┌────────
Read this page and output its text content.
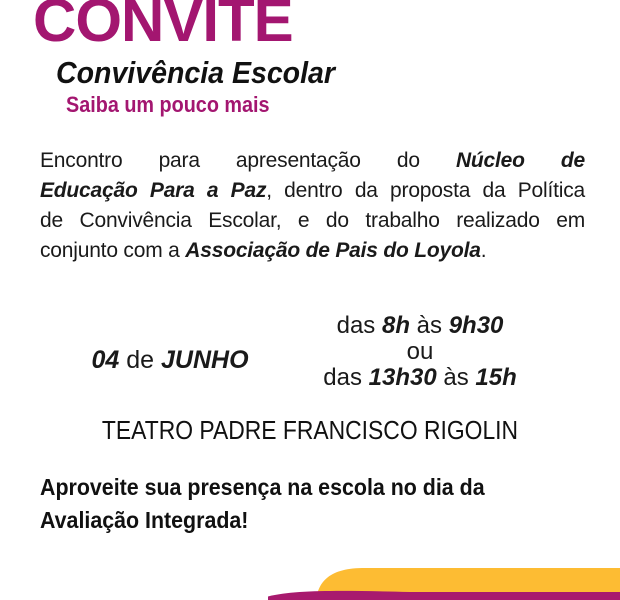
CONVITE
Convivência Escolar
Saiba um pouco mais
Encontro para apresentação do Núcleo de
Educação Para a Paz, dentro da proposta da Política
de Convivência Escolar, e do trabalho realizado em
conjunto com a Associação de Pais do Loyola.
04 de JUNHO
das 8h às 9h30
ou
das 13h30 às 15h
TEATRO PADRE FRANCISCO RIGOLIN
Aproveite sua presença na escola no dia da
Avaliação Integrada!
└────────
Problem: Every line of the material is to be quoted exactly, with no pictures carried over.

Full answer:
Read this page and output its text content.
CONVITE
Convivência Escolar
Saiba um pouco mais
Encontro para apresentação do Núcleo de
Educação Para a Paz, dentro da proposta da Política
de Convivência Escolar, e do trabalho realizado em
conjunto com a Associação de Pais do Loyola.
04 de JUNHO
das 8h às 9h30
ou
das 13h30 às 15h
TEATRO PADRE FRANCISCO RIGOLIN
Aproveite sua presença na escola no dia da
Avaliação Integrada!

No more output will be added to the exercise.